**STATED GOAL:** Gather each line containing the string "Service" from these entries.

**SUPPLIED MATERIAL:**
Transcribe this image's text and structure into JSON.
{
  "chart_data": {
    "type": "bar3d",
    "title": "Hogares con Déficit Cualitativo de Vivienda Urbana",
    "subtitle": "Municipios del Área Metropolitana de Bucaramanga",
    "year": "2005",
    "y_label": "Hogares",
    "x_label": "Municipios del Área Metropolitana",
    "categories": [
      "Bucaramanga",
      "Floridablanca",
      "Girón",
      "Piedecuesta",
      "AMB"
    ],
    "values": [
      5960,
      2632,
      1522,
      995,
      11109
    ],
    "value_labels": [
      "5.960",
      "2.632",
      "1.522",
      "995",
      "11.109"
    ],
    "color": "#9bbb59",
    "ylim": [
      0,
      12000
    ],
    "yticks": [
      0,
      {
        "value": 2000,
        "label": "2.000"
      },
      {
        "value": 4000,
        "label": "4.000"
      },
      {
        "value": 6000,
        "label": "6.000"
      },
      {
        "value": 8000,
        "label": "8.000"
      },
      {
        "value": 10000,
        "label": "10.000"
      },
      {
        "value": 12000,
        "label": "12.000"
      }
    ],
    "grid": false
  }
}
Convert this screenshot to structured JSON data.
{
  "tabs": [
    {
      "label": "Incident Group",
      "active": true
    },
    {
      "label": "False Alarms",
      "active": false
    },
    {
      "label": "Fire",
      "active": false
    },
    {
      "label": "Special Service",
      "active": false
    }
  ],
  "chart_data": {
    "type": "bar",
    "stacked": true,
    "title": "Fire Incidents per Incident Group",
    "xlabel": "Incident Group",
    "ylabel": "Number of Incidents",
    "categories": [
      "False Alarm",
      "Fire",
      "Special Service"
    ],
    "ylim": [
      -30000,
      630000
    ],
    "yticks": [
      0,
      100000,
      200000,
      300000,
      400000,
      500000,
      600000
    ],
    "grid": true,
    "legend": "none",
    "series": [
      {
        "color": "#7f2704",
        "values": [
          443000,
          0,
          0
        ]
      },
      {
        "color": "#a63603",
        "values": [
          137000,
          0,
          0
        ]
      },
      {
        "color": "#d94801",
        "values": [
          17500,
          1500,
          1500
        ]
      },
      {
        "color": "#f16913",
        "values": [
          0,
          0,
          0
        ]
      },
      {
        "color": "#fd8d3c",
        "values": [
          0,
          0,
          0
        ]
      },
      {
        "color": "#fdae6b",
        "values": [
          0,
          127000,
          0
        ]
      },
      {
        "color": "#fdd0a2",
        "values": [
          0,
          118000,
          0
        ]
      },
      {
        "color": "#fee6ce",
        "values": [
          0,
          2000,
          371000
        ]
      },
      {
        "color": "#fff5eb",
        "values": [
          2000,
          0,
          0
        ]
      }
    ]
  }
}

**TASK SOLUTION:**
      "label": "Special Service",
      "Special Service"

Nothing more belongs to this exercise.